To do:
Write out the data below in full, unchanged, minus the images.

Items:
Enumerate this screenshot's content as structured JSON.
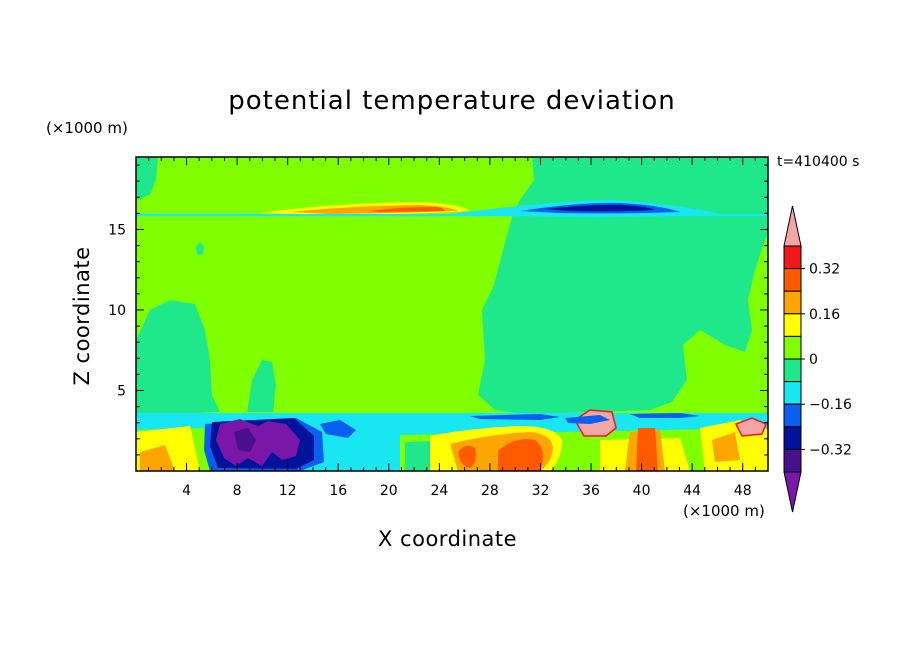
{
  "chart_data": {
    "type": "heatmap",
    "title": "potential temperature deviation",
    "xlabel": "X coordinate",
    "ylabel": "Z coordinate",
    "x_unit": "(×1000 m)",
    "y_unit": "(×1000 m)",
    "time_label": "t=410400 s",
    "xlim": [
      0,
      50
    ],
    "ylim": [
      0,
      19.5
    ],
    "x_ticks": [
      4,
      8,
      12,
      16,
      20,
      24,
      28,
      32,
      36,
      40,
      44,
      48
    ],
    "y_ticks": [
      5,
      10,
      15
    ],
    "colorbar": {
      "levels": [
        -0.4,
        -0.32,
        -0.24,
        -0.16,
        -0.08,
        0,
        0.08,
        0.16,
        0.24,
        0.32,
        0.4
      ],
      "labeled_levels": [
        "0.32",
        "0.16",
        "0",
        "−0.16",
        "−0.32"
      ],
      "labeled_values": [
        0.32,
        0.16,
        0,
        -0.16,
        -0.32
      ],
      "colors": [
        "#7a16a8",
        "#4a0f8a",
        "#00139a",
        "#0a5ff0",
        "#18e6f0",
        "#1fe88a",
        "#7fff00",
        "#ffff00",
        "#ffa500",
        "#ff5a00",
        "#f01818",
        "#f4a6a6"
      ],
      "extend": "both"
    }
  }
}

Complete response:
Enumerate this screenshot's content as structured JSON.
{
  "chart_data": {
    "type": "heatmap",
    "title": "potential temperature deviation",
    "xlabel": "X coordinate",
    "ylabel": "Z coordinate",
    "x_unit": "(×1000 m)",
    "y_unit": "(×1000 m)",
    "time_label": "t=410400 s",
    "xlim": [
      0,
      50
    ],
    "ylim": [
      0,
      19.5
    ],
    "x_ticks": [
      4,
      8,
      12,
      16,
      20,
      24,
      28,
      32,
      36,
      40,
      44,
      48
    ],
    "y_ticks": [
      5,
      10,
      15
    ],
    "colorbar": {
      "levels": [
        -0.4,
        -0.32,
        -0.24,
        -0.16,
        -0.08,
        0,
        0.08,
        0.16,
        0.24,
        0.32,
        0.4
      ],
      "labeled_levels": [
        "0.32",
        "0.16",
        "0",
        "−0.16",
        "−0.32"
      ],
      "labeled_values": [
        0.32,
        0.16,
        0,
        -0.16,
        -0.32
      ],
      "colors": [
        "#7a16a8",
        "#4a0f8a",
        "#00139a",
        "#0a5ff0",
        "#18e6f0",
        "#1fe88a",
        "#7fff00",
        "#ffff00",
        "#ffa500",
        "#ff5a00",
        "#f01818",
        "#f4a6a6"
      ],
      "extend": "both"
    }
  }
}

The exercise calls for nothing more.